_WORK TO BE COMPLETED_:
Transcribe each of the records below exactly, excluding all pictures.

Stored data entries
####################

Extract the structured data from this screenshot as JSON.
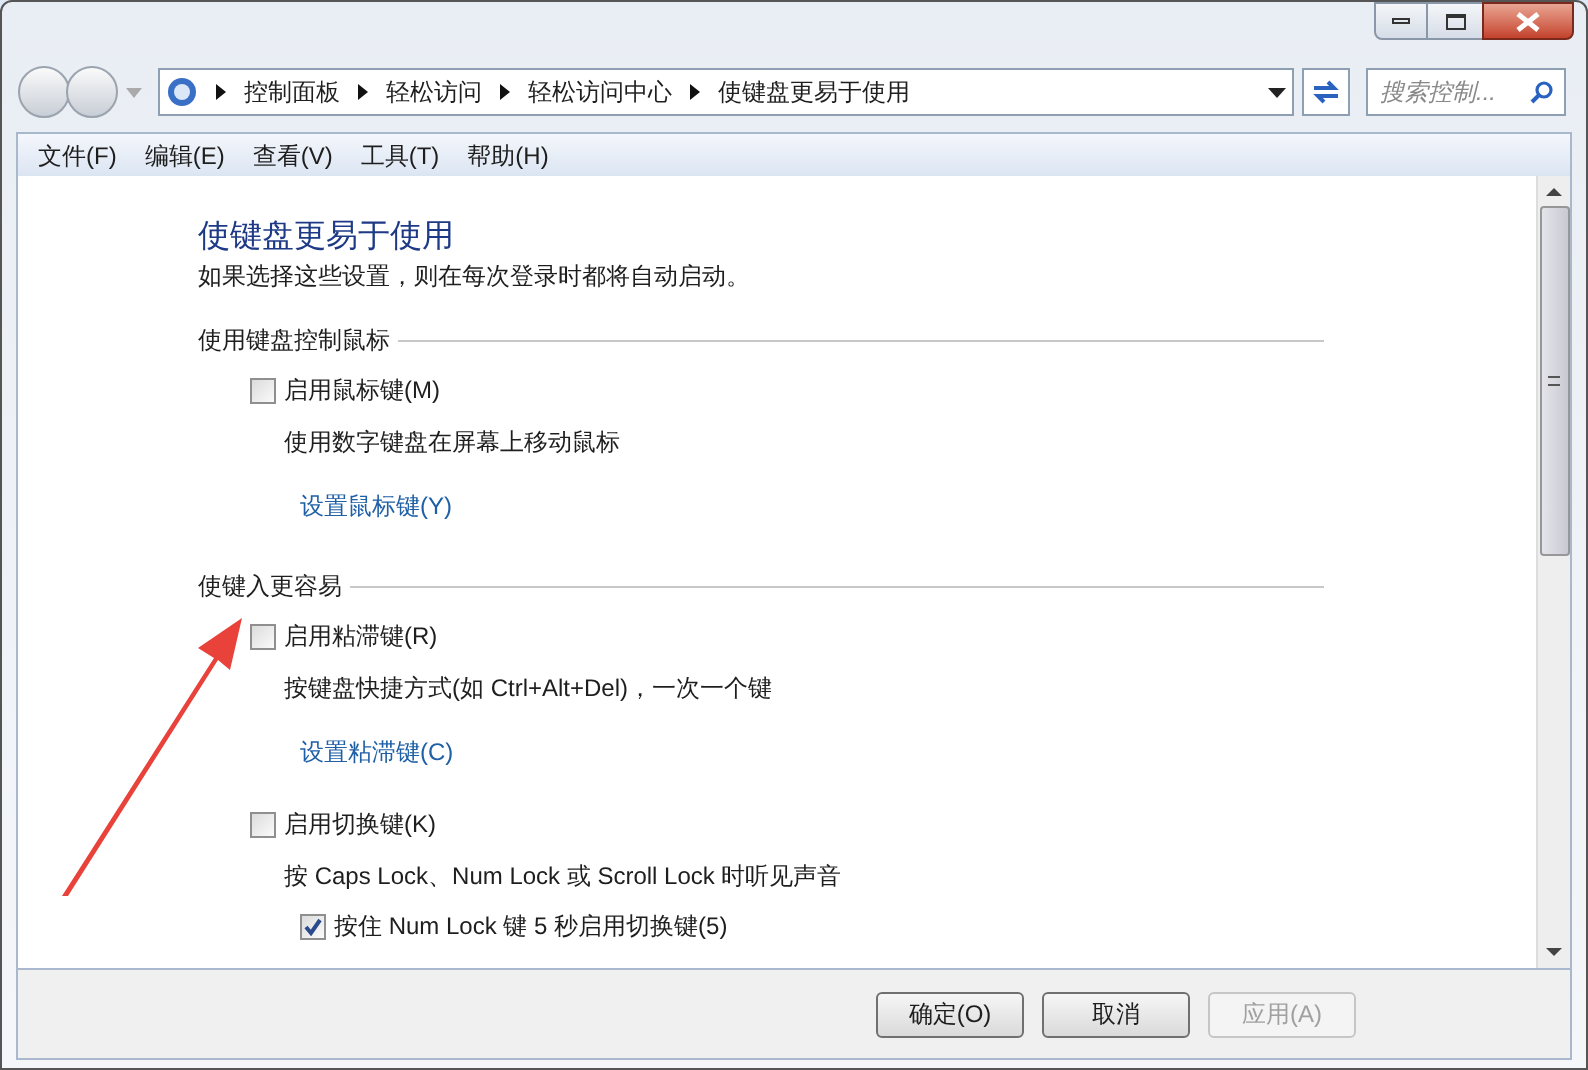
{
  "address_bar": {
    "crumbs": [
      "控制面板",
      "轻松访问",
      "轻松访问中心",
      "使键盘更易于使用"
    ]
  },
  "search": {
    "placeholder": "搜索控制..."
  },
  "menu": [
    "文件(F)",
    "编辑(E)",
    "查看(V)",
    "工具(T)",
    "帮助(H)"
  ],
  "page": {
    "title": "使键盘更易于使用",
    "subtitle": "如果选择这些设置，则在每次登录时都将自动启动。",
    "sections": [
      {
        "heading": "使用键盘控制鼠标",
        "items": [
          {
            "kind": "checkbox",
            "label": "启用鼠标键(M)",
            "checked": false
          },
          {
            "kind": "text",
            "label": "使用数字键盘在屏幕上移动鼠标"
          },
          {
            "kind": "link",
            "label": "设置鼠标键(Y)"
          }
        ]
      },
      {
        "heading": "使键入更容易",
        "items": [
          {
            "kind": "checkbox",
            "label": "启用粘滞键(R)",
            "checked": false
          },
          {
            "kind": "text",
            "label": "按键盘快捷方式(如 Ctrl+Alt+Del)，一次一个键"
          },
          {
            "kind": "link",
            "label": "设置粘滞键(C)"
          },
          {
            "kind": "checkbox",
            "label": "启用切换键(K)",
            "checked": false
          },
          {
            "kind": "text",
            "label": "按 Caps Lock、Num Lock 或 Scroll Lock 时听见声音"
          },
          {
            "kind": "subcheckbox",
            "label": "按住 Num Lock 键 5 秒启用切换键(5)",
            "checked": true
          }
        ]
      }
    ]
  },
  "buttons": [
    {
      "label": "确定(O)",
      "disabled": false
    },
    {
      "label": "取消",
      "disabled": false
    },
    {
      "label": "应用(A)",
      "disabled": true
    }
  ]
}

####################

_COMPLETED TASK_:
Extract the structured data from this screenshot as JSON.
{
  "address_bar": {
    "crumbs": [
      "控制面板",
      "轻松访问",
      "轻松访问中心",
      "使键盘更易于使用"
    ]
  },
  "search": {
    "placeholder": "搜索控制..."
  },
  "menu": [
    "文件(F)",
    "编辑(E)",
    "查看(V)",
    "工具(T)",
    "帮助(H)"
  ],
  "page": {
    "title": "使键盘更易于使用",
    "subtitle": "如果选择这些设置，则在每次登录时都将自动启动。",
    "sections": [
      {
        "heading": "使用键盘控制鼠标",
        "items": [
          {
            "kind": "checkbox",
            "label": "启用鼠标键(M)",
            "checked": false
          },
          {
            "kind": "text",
            "label": "使用数字键盘在屏幕上移动鼠标"
          },
          {
            "kind": "link",
            "label": "设置鼠标键(Y)"
          }
        ]
      },
      {
        "heading": "使键入更容易",
        "items": [
          {
            "kind": "checkbox",
            "label": "启用粘滞键(R)",
            "checked": false
          },
          {
            "kind": "text",
            "label": "按键盘快捷方式(如 Ctrl+Alt+Del)，一次一个键"
          },
          {
            "kind": "link",
            "label": "设置粘滞键(C)"
          },
          {
            "kind": "checkbox",
            "label": "启用切换键(K)",
            "checked": false
          },
          {
            "kind": "text",
            "label": "按 Caps Lock、Num Lock 或 Scroll Lock 时听见声音"
          },
          {
            "kind": "subcheckbox",
            "label": "按住 Num Lock 键 5 秒启用切换键(5)",
            "checked": true
          }
        ]
      }
    ]
  },
  "buttons": [
    {
      "label": "确定(O)",
      "disabled": false
    },
    {
      "label": "取消",
      "disabled": false
    },
    {
      "label": "应用(A)",
      "disabled": true
    }
  ]
}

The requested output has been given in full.